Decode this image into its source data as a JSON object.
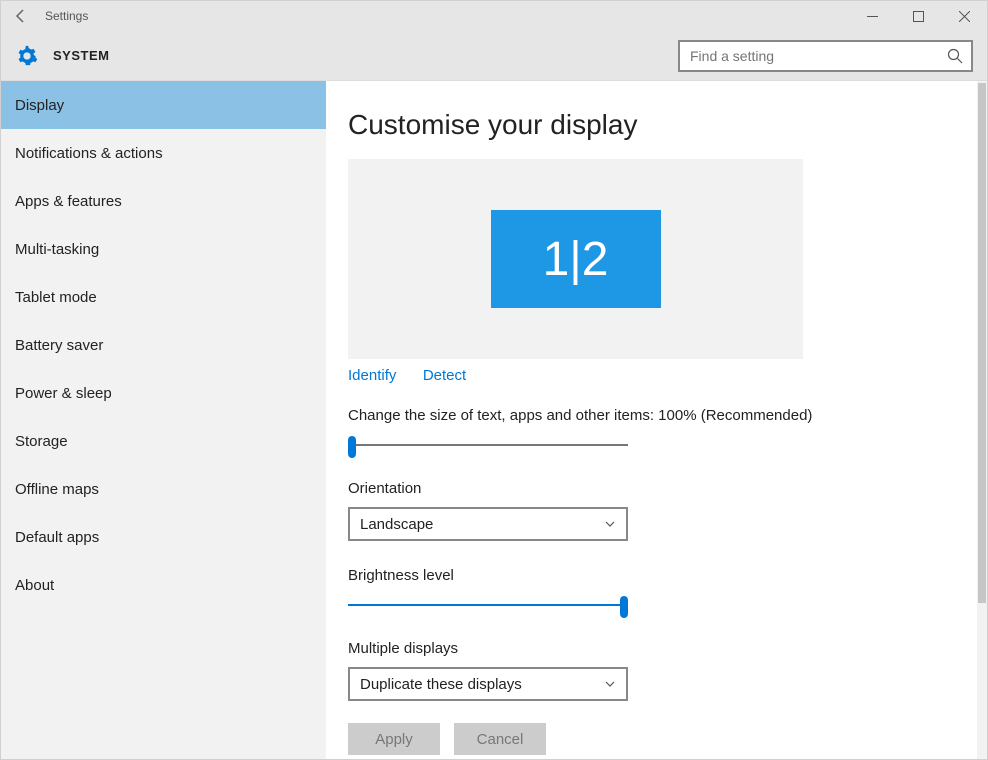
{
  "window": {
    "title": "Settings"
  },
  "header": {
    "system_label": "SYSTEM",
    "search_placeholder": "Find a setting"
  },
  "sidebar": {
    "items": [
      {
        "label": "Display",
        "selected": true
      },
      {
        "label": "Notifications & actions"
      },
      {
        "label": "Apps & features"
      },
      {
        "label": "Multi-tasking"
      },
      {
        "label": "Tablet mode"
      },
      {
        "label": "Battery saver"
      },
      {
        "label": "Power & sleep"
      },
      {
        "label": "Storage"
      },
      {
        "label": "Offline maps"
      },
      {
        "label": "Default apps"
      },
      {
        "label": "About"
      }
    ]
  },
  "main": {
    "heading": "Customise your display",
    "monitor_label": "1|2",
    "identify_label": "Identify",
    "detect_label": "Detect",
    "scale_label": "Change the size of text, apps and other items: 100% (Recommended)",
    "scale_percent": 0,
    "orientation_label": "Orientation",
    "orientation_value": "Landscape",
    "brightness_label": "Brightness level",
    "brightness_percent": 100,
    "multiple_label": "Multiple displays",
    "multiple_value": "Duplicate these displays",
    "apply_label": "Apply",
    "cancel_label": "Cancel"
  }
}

Objective | Across the data, tally the lines containing "displays" and give back the number alone.

Solution for this task | 2